Please turn the lines of the listing below, from the line containing "paragraph: Minden 2012" through the line containing "emphasis: fiskális paktum", into a JSON list of strings with one string per line and no blank lines.

## Start Data shown

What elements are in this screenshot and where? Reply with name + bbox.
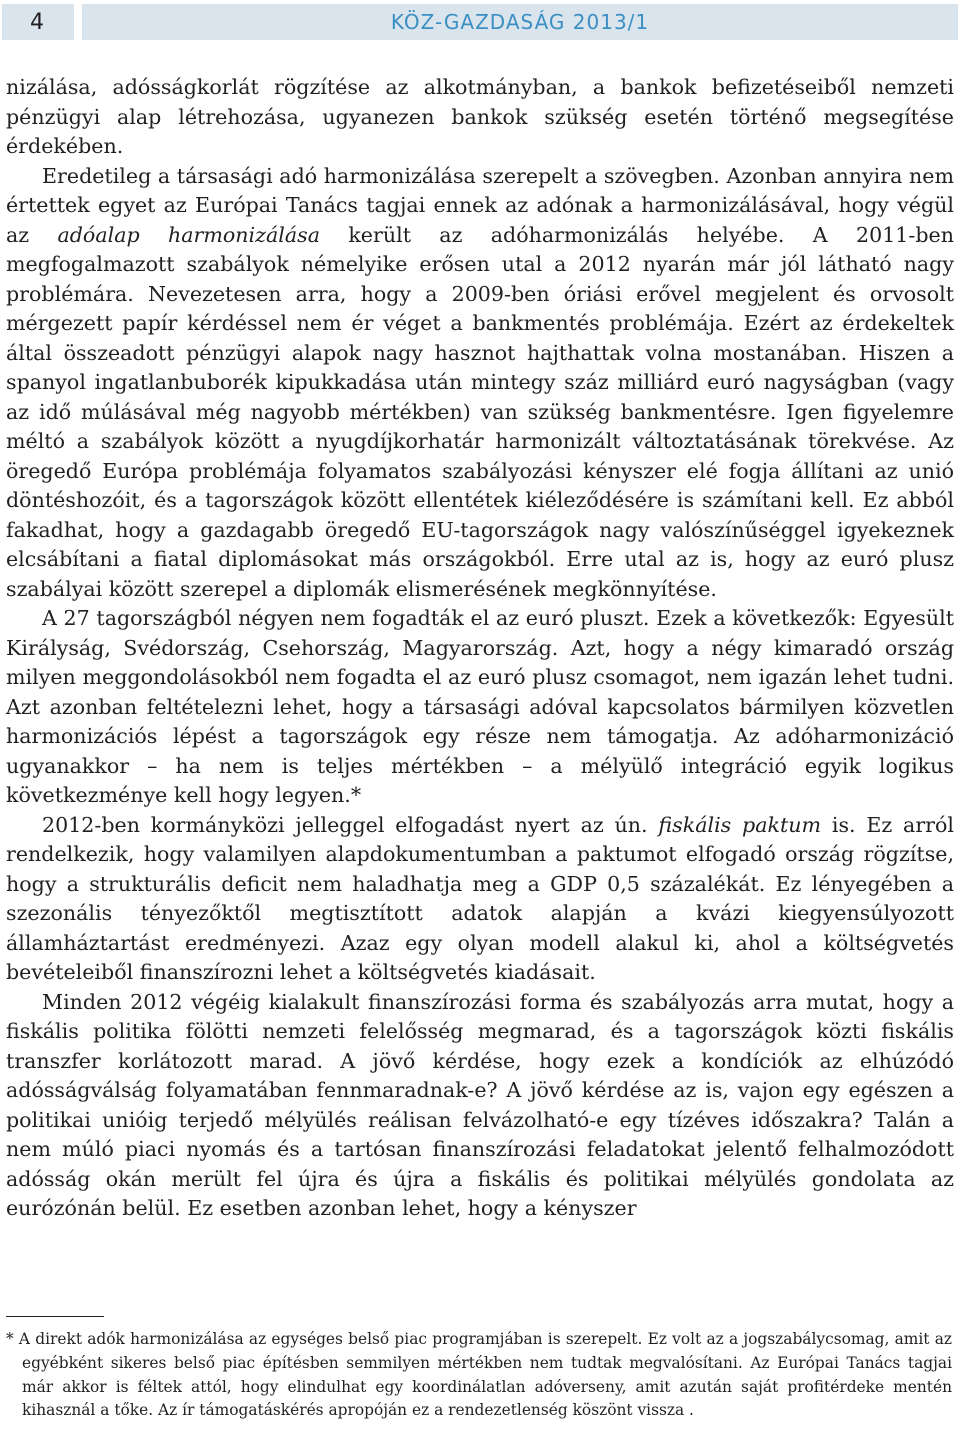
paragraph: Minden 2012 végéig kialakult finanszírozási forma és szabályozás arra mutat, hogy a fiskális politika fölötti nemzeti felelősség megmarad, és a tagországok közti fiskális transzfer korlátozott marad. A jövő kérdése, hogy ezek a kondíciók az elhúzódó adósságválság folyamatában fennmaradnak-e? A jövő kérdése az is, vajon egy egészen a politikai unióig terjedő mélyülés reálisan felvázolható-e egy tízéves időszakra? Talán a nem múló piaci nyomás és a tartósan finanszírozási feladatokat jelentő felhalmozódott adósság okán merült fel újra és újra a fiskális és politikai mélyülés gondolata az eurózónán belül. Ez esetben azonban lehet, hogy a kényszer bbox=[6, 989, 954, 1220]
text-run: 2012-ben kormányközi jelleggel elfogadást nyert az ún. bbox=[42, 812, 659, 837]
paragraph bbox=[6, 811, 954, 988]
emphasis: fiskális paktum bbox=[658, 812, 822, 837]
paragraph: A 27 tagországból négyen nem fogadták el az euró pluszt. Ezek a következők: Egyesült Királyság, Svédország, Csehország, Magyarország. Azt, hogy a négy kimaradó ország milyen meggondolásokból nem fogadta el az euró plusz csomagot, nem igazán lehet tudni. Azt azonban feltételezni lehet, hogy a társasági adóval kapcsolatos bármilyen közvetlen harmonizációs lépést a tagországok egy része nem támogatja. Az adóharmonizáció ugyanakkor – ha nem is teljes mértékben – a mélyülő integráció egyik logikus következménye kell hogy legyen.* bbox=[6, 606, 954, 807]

## End Data shown

Written solution:
[
  "paragraph: Minden 2012 végéig kialakult finanszírozási forma és szabályozás arra mutat, hogy a fiskális politika fölötti nemzeti felelősség megmarad, és a tagországok közti fiskális transzfer korlátozott marad. A jövő kérdése, hogy ezek a kondíciók az elhúzódó adósságválság folyamatában fennmaradnak-e? A jövő kérdése az is, vajon egy egészen a politikai unióig terjedő mélyülés reálisan felvázolható-e egy tízéves időszakra? Talán a nem múló piaci nyomás és a tartósan finanszírozási feladatokat jelentő felhalmozódott adósság okán merült fel újra és újra a fiskális és politikai mélyülés gondolata az eurózónán belül. Ez esetben azonban lehet, hogy a kényszer bbox=[6, 989, 954, 1220]",
  "text-run: 2012-ben kormányközi jelleggel elfogadást nyert az ún. bbox=[42, 812, 659, 837]",
  "paragraph bbox=[6, 811, 954, 988]",
  "emphasis: fiskális paktum bbox=[658, 812, 822, 837]"
]